+++ Exercise materials

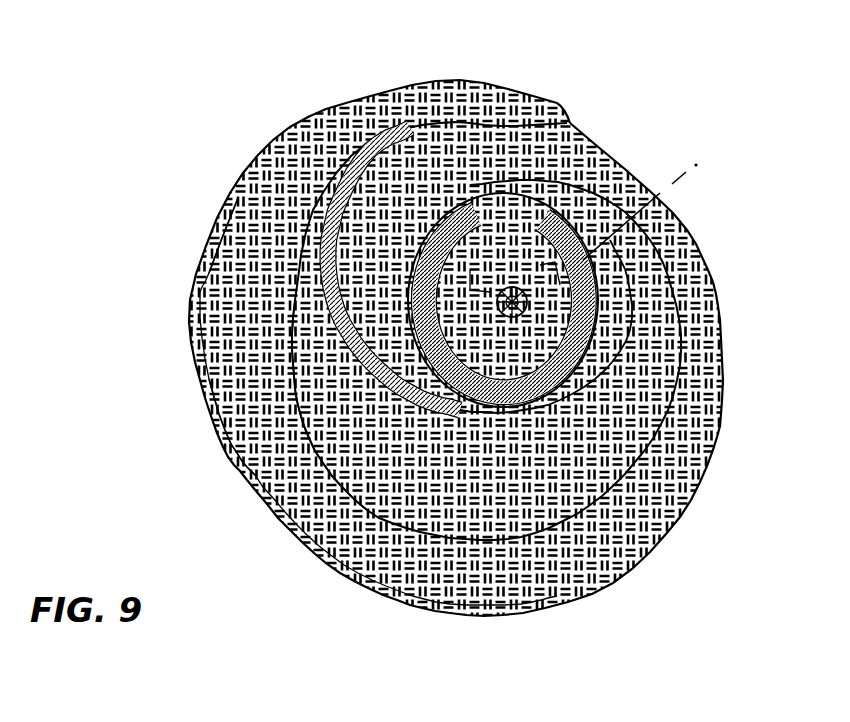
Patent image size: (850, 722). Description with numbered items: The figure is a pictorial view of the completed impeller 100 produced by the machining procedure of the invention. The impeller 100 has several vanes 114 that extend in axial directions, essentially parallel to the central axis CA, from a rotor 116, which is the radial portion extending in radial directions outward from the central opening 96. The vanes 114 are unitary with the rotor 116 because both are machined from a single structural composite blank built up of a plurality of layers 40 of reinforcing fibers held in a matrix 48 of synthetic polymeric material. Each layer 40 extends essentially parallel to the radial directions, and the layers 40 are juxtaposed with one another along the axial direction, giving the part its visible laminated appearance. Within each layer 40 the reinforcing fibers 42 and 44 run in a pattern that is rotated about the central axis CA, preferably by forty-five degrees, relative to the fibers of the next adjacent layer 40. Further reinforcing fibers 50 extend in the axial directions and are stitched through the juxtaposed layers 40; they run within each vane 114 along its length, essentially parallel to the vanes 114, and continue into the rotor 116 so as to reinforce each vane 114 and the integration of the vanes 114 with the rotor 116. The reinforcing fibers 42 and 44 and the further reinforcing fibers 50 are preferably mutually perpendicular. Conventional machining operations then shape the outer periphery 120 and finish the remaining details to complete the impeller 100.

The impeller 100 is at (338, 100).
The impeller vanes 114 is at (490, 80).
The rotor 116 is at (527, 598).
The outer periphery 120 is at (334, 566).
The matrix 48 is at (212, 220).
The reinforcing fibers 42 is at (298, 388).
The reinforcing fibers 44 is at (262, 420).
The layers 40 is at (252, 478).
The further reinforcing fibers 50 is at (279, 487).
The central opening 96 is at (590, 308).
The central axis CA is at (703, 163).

++++++
+++ Exercise materials

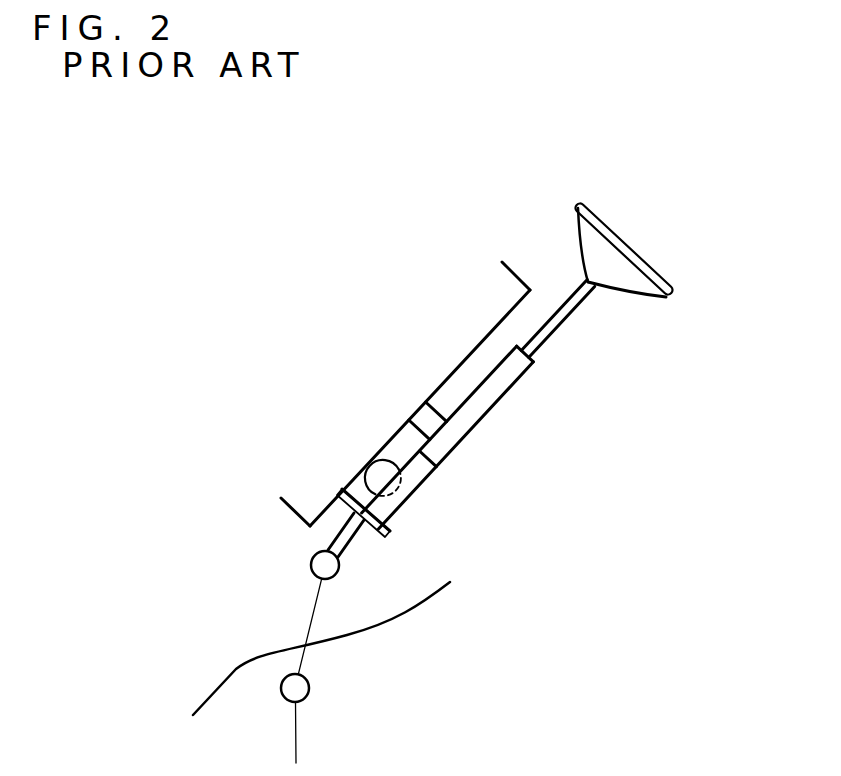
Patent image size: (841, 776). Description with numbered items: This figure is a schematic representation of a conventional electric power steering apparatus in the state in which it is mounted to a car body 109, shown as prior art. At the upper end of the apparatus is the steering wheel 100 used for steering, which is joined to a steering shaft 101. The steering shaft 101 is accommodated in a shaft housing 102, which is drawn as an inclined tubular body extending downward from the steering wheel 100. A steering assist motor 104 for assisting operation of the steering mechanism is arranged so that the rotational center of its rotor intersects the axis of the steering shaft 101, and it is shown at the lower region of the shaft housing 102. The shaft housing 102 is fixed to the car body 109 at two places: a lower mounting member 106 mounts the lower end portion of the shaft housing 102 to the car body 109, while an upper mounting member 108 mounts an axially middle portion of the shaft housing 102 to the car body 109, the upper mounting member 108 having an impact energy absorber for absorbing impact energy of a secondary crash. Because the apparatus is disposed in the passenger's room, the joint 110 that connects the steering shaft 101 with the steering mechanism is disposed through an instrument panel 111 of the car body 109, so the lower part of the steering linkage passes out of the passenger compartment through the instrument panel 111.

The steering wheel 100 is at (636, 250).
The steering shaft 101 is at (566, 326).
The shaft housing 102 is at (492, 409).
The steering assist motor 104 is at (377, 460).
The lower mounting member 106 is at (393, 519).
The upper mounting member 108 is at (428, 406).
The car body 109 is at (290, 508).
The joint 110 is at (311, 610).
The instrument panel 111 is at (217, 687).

++++++

> _What is expected_: Convert the records from the line with "Patent image size: (850, 722)." up to and including the line with "The layers 40 is at (252, 478)." into a two-column CSV with the headers input and output. Give one row per record, with its text under input and its answer under output, each in a single quoted field with line breaks replaced by spaces.

> _Written answer_:
input,output
"Patent image size: (850, 722). Description with numbered items: The figure is a pictorial view of the completed impeller 100 produced by the machining procedure of the invention. The impeller 100 has several vanes 114 that extend in axial directions, essentially parallel to the central axis CA, from a rotor 116, which is the radial portion extending in radial directions outward from the central opening 96. The vanes 114 are unitary with the rotor 116 because both are machined from a single structural composite blank built up of a plurality of layers 40 of reinforcing fibers held in a matrix 48 of synthetic polymeric material. Each layer 40 extends essentially parallel to the radial directions, and the layers 40 are juxtaposed with one another along the axial direction, giving the part its visible laminated appearance. Within each layer 40 the reinforcing fibers 42 and 44 run in a pattern that is rotated about the central axis CA, preferably by forty-five degrees, relative to the fibers of the next adjacent layer 40. Further reinforcing fibers 50 extend in the axial directions and are stitched through the juxtaposed layers 40; they run within each vane 114 along its length, essentially parallel to the vanes 114, and continue into the rotor 116 so as to reinforce each vane 114 and the integration of the vanes 114 with the rotor 116. The reinforcing fibers 42 and 44 and the further reinforcing fibers 50 are preferably mutually perpendicular. Conventional machining operations then shape the outer periphery 120 and finish the remaining details to complete the impeller 100.","The impeller 100 is at (338, 100). The impeller vanes 114 is at (490, 80). The rotor 116 is at (527, 598). The outer periphery 120 is at (334, 566). The matrix 48 is at (212, 220). The reinforcing fibers 42 is at (298, 388). The reinforcing fibers 44 is at (262, 420). The layers 40 is at (252, 478)."